*Objective*:
Reproduce all lines of the listing below in which the word "South" occurs.

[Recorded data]
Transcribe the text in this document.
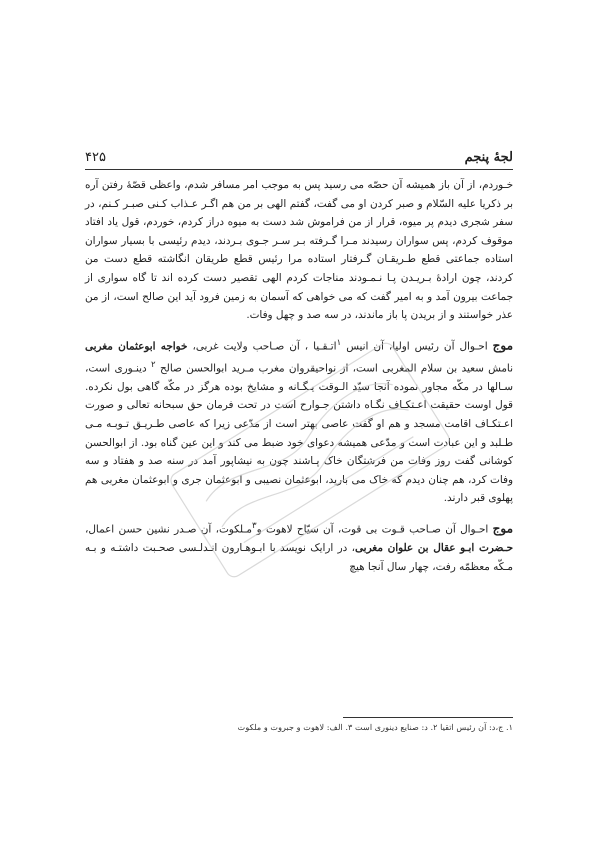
لجۀ پنجم
۴۲۵

خـوردم، از آن باز همیشه آن حصّه می رسید پس به موجب امر مسافر شدم، واعظی قصّهٔ رفتن آره بر ذکریا علیه السّلام و صبر کردن او می گفت، گفتم الهی بر من هم اگـر عـذاب کـنی صبـر کـنم، در سفر شجری دیدم پر میوه، قرار از من فراموش شد دست به میوه دراز کردم، خوردم، قول یاد افتاد موقوف کردم، پس سواران رسیدند مـرا گـرفته بـر سـر جـوی بـردند، دیدم رئیسی با بسیار سواران استاده جماعتی قطع طـریقـان گـرفتار استاده مرا رئیس قطع طریقان انگاشته قطع دست من کردند، چون ارادهٔ بـریـدن پـا نـمـودند مناجات کردم الهی تقصیر دست کرده اند تا گاه سواری از جماعت بیرون آمد و به امیر گفت که می خواهی که آسمان به زمین فرود آید این صالح است، از من عذر خواستند و از بریدن پا باز ماندند، در سه صد و چهل وفات.

موج احـوال آن رئیس اولیا، آن انیس $^۱$اتـقـیا ، آن صـاحب ولایت غربی، خواجه ابوعثمان مغربی نامش سعید بن سلام المغربی است، از نواحیقروان مغرب مـرید ابوالحسن صالح $^۲$ دینـوری است، سـالها در مکّه مجاور نموده آنجا سیّد الـوقت یـگـانه و مشایخ بوده هرگز در مکّه گاهی بول نکرده. قول اوست حقیقت اعـتکـاف نگـاه داشتن جـوارح است در تحت فرمان حق سبحانه تعالی و صورت اعـتکـاف اقامت مسجد و هم او گفت عاصی بهتر است از مدّعی زیرا که عاصی طـریـق تـوبـه مـی طـلبد و این عبادت است و مدّعی همیشه دعوای خود ضبط می کند و این عین گناه بود. از ابوالحسن کوشانی گفت روز وفات من فرشتگان خاک پـاشند چون به نیشاپور آمد در سنه صد و هفتاد و سه وفات کرد، هم چنان دیدم که خاک می بارید، ابوعثمان نصیبی و ابوعثمان جری و ابوعثمان مغربی هم پهلوی قبر دارند.

موج احـوال آن صـاحب قـوت بی قوت، آن سیّاح لاهوت و$^۳$مـلکوت، آن صـدر نشین حسن اعمال، حـضرت ابـو عقال بن علوان مغربی، در ارایک نویسد با ابـوهـارون انـدلـسی صحـبت داشتـه و بـه مـکّه معظمّه رفت، چهار سال آنجا هیچ

۱. ج،د: آن رئیس اتقیا ۲. د: صنایع دینوری است ۳. الف: لاهوت و جبروت و ملکوت
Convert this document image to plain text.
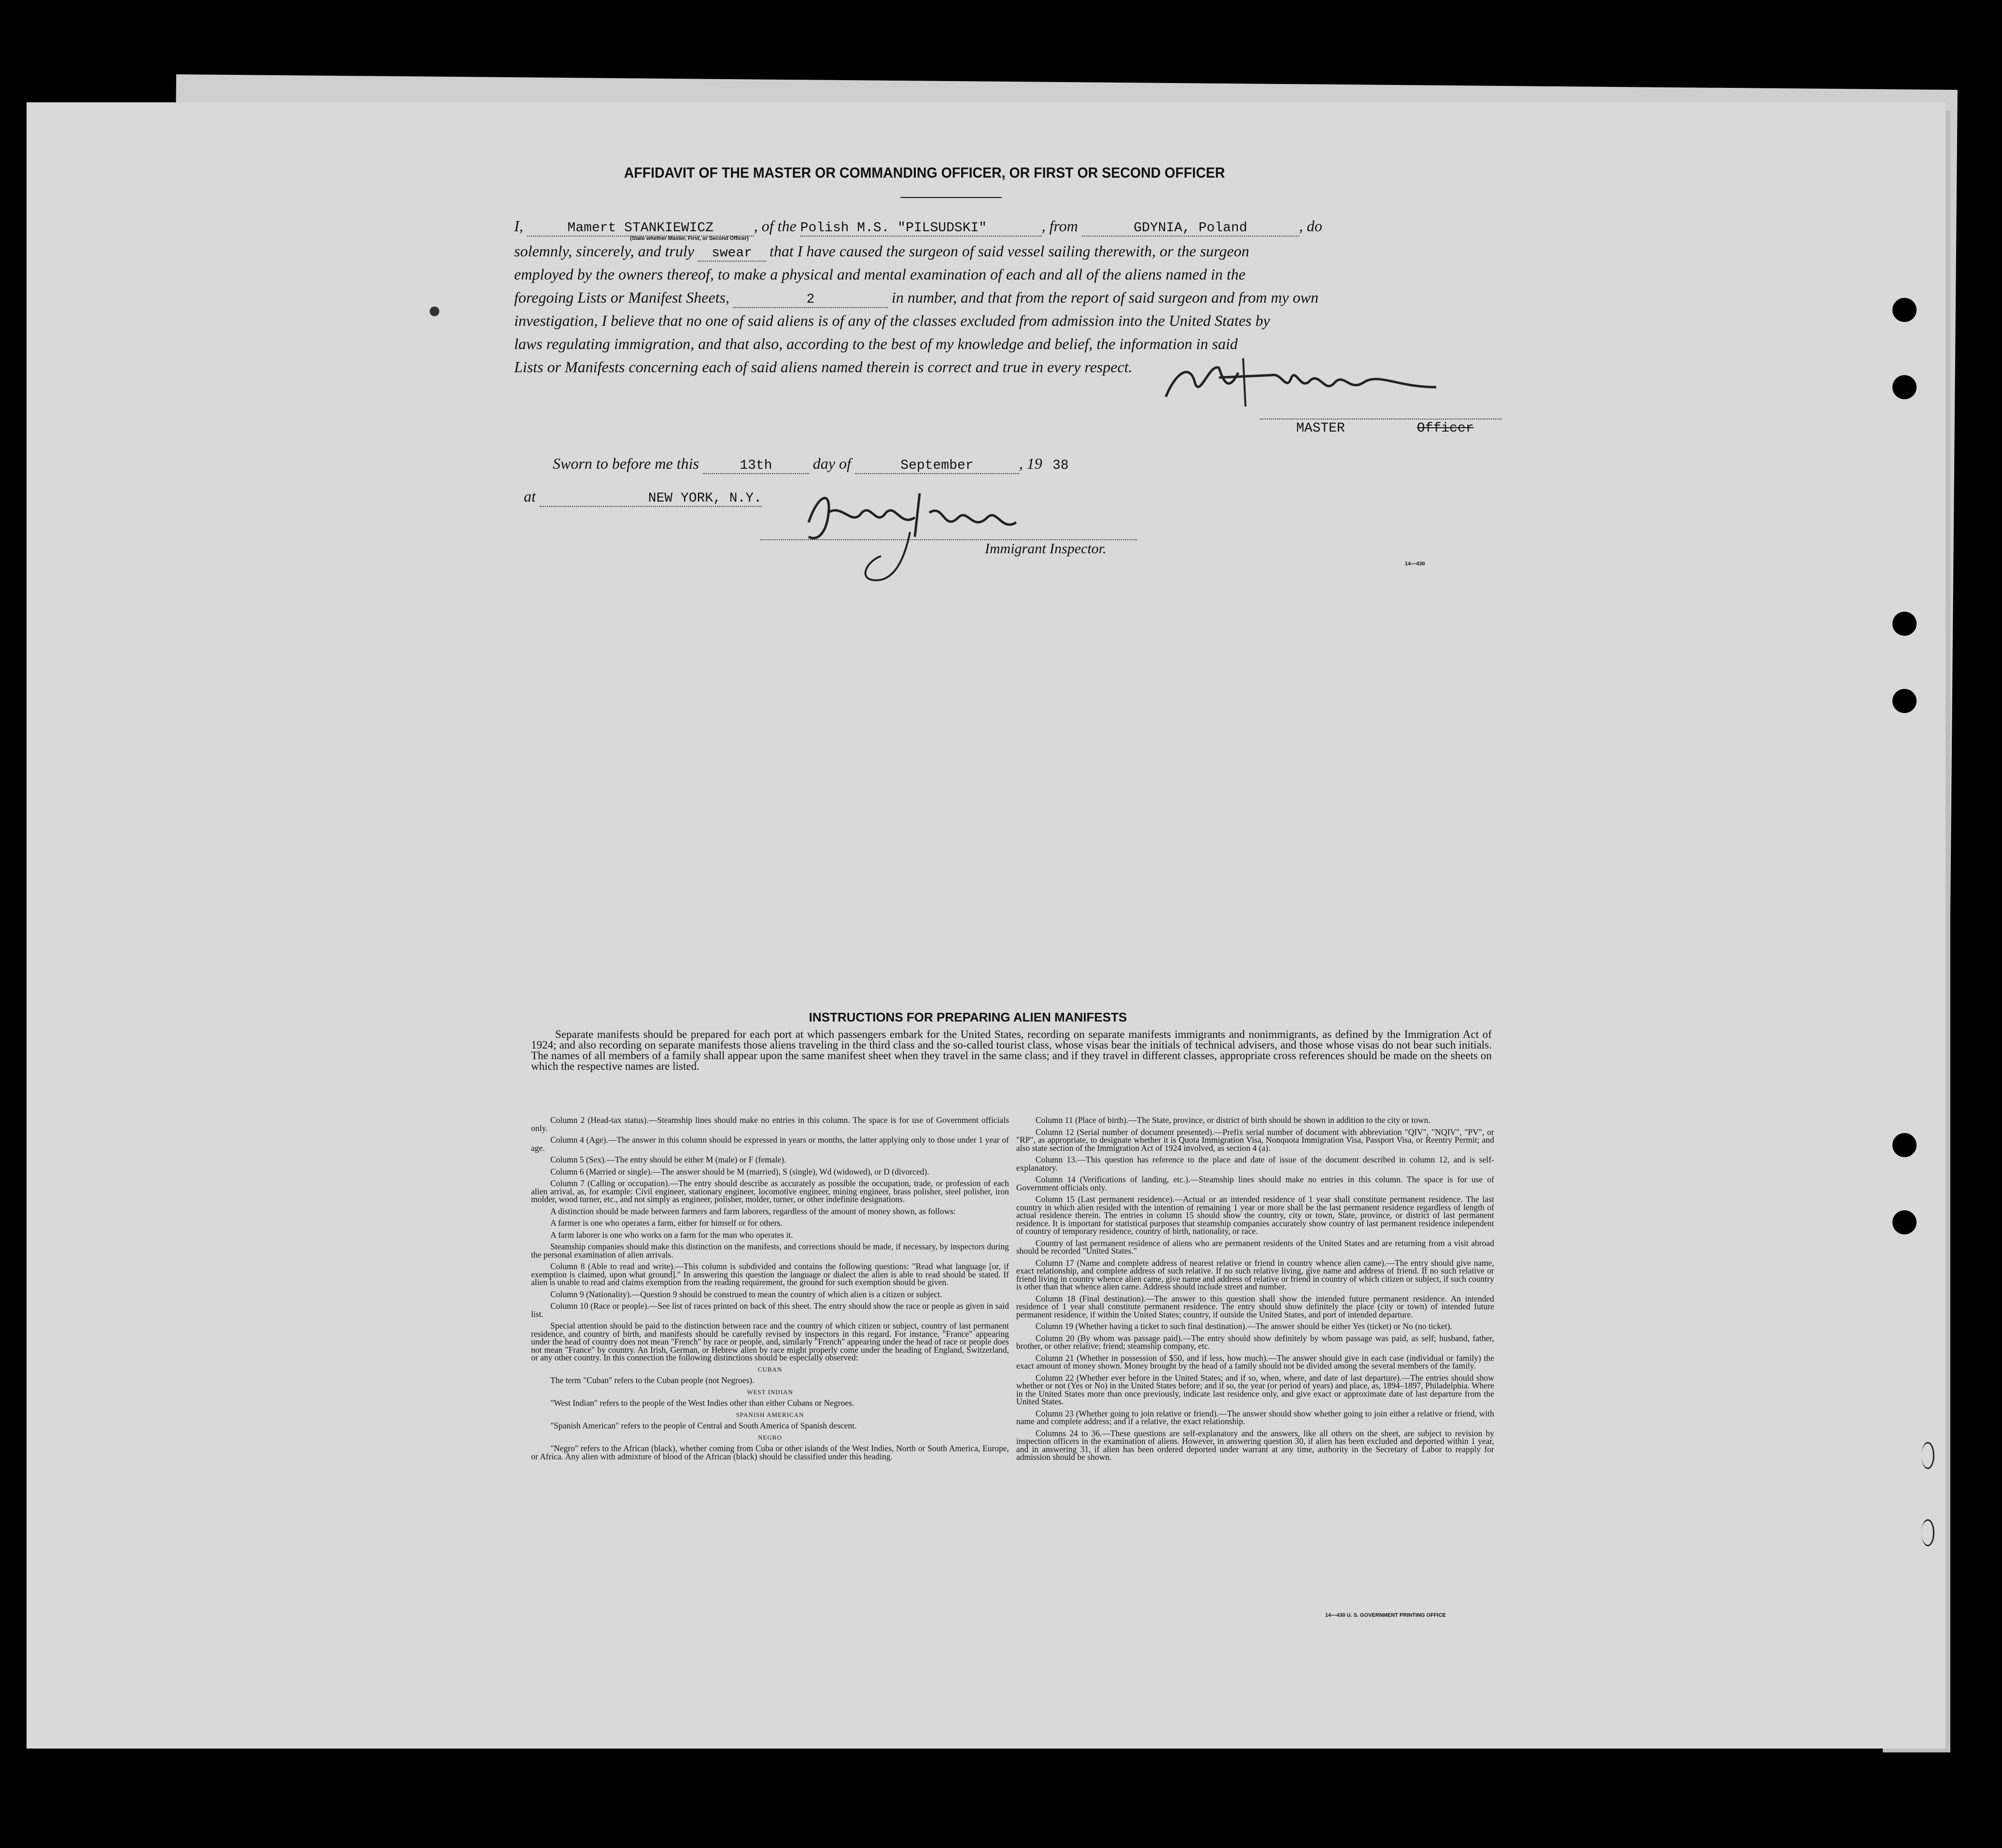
AFFIDAVIT OF THE MASTER OR COMMANDING OFFICER, OR FIRST OR SECOND OFFICER
I,	Mamert STANKIEWICZ	, of the Polish M.S. "PILSUDSKI"	, from	GDYNIA, Poland	, do
(State whether Master, First, or Second Officer)
solemnly, sincerely, and truly swear that I have caused the surgeon of said vessel sailing therewith, or the surgeon
employed by the owners thereof, to make a physical and mental examination of each and all of the aliens named in the
foregoing Lists or Manifest Sheets,	2	in number, and that from the report of said surgeon and from my own
investigation, I believe that no one of said aliens is of any of the classes excluded from admission into the United States by
laws regulating immigration, and that also, according to the best of my knowledge and belief, the information in said
Lists or Manifests concerning each of said aliens named therein is correct and true in every respect.
MASTER	Officer
Sworn to before me this	13th	day of	September	, 19 38
at	NEW YORK, N.Y.
Immigrant Inspector.
14—430
INSTRUCTIONS FOR PREPARING ALIEN MANIFESTS
Separate manifests should be prepared for each port at which passengers embark for the United States, recording on separate manifests immigrants and nonimmigrants, as defined by the Immigration Act of 1924; and also recording on separate manifests those aliens traveling in the third class and the so-called tourist class, whose visas bear the initials of technical advisers, and those whose visas do not bear such initials. The names of all members of a family shall appear upon the same manifest sheet when they travel in the same class; and if they travel in different classes, appropriate cross references should be made on the sheets on which the respective names are listed.

Column 2 (Head-tax status).—Steamship lines should make no entries in this column. The space is for use of Government officials only.

Column 4 (Age).—The answer in this column should be expressed in years or months, the latter applying only to those under 1 year of age.

Column 5 (Sex).—The entry should be either M (male) or F (female).

Column 6 (Married or single).—The answer should be M (married), S (single), Wd (widowed), or D (divorced).

Column 7 (Calling or occupation).—The entry should describe as accurately as possible the occupation, trade, or profession of each alien arrival, as, for example: Civil engineer, stationary engineer, locomotive engineer, mining engineer, brass polisher, steel polisher, iron molder, wood turner, etc., and not simply as engineer, polisher, molder, turner, or other indefinite designations.

A distinction should be made between farmers and farm laborers, regardless of the amount of money shown, as follows:

A farmer is one who operates a farm, either for himself or for others.

A farm laborer is one who works on a farm for the man who operates it.

Steamship companies should make this distinction on the manifests, and corrections should be made, if necessary, by inspectors during the personal examination of alien arrivals.

Column 8 (Able to read and write).—This column is subdivided and contains the following questions: "Read what language [or, if exemption is claimed, upon what ground]." In answering this question the language or dialect the alien is able to read should be stated. If alien is unable to read and claims exemption from the reading requirement, the ground for such exemption should be given.

Column 9 (Nationality).—Question 9 should be construed to mean the country of which alien is a citizen or subject.

Column 10 (Race or people).—See list of races printed on back of this sheet. The entry should show the race or people as given in said list.

Special attention should be paid to the distinction between race and the country of which citizen or subject, country of last permanent residence, and country of birth, and manifests should be carefully revised by inspectors in this regard. For instance, "France" appearing under the head of country does not mean "French" by race or people, and, similarly "French" appearing under the head of race or people does not mean "France" by country. An Irish, German, or Hebrew alien by race might properly come under the heading of England, Switzerland, or any other country. In this connection the following distinctions should be especially observed:

CUBAN

The term "Cuban" refers to the Cuban people (not Negroes).

WEST INDIAN

"West Indian" refers to the people of the West Indies other than either Cubans or Negroes.

SPANISH AMERICAN

"Spanish American" refers to the people of Central and South America of Spanish descent.

NEGRO

"Negro" refers to the African (black), whether coming from Cuba or other islands of the West Indies, North or South America, Europe, or Africa. Any alien with admixture of blood of the African (black) should be classified under this heading.

Column 11 (Place of birth).—The State, province, or district of birth should be shown in addition to the city or town.

Column 12 (Serial number of document presented).—Prefix serial number of document with abbreviation "QIV", "NQIV", "PV", or "RP", as appropriate, to designate whether it is Quota Immigration Visa, Nonquota Immigration Visa, Passport Visa, or Reentry Permit; and also state section of the Immigration Act of 1924 involved, as section 4 (a).

Column 13.—This question has reference to the place and date of issue of the document described in column 12, and is self-explanatory.

Column 14 (Verifications of landing, etc.).—Steamship lines should make no entries in this column. The space is for use of Government officials only.

Column 15 (Last permanent residence).—Actual or an intended residence of 1 year shall constitute permanent residence. The last country in which alien resided with the intention of remaining 1 year or more shall be the last permanent residence regardless of length of actual residence therein. The entries in column 15 should show the country, city or town, State, province, or district of last permanent residence. It is important for statistical purposes that steamship companies accurately show country of last permanent residence independent of country of temporary residence, country of birth, nationality, or race.

Country of last permanent residence of aliens who are permanent residents of the United States and are returning from a visit abroad should be recorded "United States."

Column 17 (Name and complete address of nearest relative or friend in country whence alien came).—The entry should give name, exact relationship, and complete address of such relative. If no such relative living, give name and address of friend. If no such relative or friend living in country whence alien came, give name and address of relative or friend in country of which citizen or subject, if such country is other than that whence alien came. Address should include street and number.

Column 18 (Final destination).—The answer to this question shall show the intended future permanent residence. An intended residence of 1 year shall constitute permanent residence. The entry should show definitely the place (city or town) of intended future permanent residence, if within the United States; country, if outside the United States, and port of intended departure.

Column 19 (Whether having a ticket to such final destination).—The answer should be either Yes (ticket) or No (no ticket).

Column 20 (By whom was passage paid).—The entry should show definitely by whom passage was paid, as self; husband, father, brother, or other relative; friend; steamship company, etc.

Column 21 (Whether in possession of $50, and if less, how much).—The answer should give in each case (individual or family) the exact amount of money shown. Money brought by the head of a family should not be divided among the several members of the family.

Column 22 (Whether ever before in the United States; and if so, when, where, and date of last departure).—The entries should show whether or not (Yes or No) in the United States before; and if so, the year (or period of years) and place, as, 1894–1897, Philadelphia. Where in the United States more than once previously, indicate last residence only, and give exact or approximate date of last departure from the United States.

Column 23 (Whether going to join relative or friend).—The answer should show whether going to join either a relative or friend, with name and complete address; and if a relative, the exact relationship.

Columns 24 to 36.—These questions are self-explanatory and the answers, like all others on the sheet, are subject to revision by inspection officers in the examination of aliens. However, in answering question 30, if alien has been excluded and deported within 1 year, and in answering 31, if alien has been ordered deported under warrant at any time, authority in the Secretary of Labor to reapply for admission should be shown.

14—430 U. S. GOVERNMENT PRINTING OFFICE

*Correct answer*:
"Spanish American" refers to the people of Central and South America of Spanish descent.
"Negro" refers to the African (black), whether coming from Cuba or other islands of the West Indies, North or South America, Europe, or Africa. Any alien with admixture of blood of the African (black) should be classified under this heading.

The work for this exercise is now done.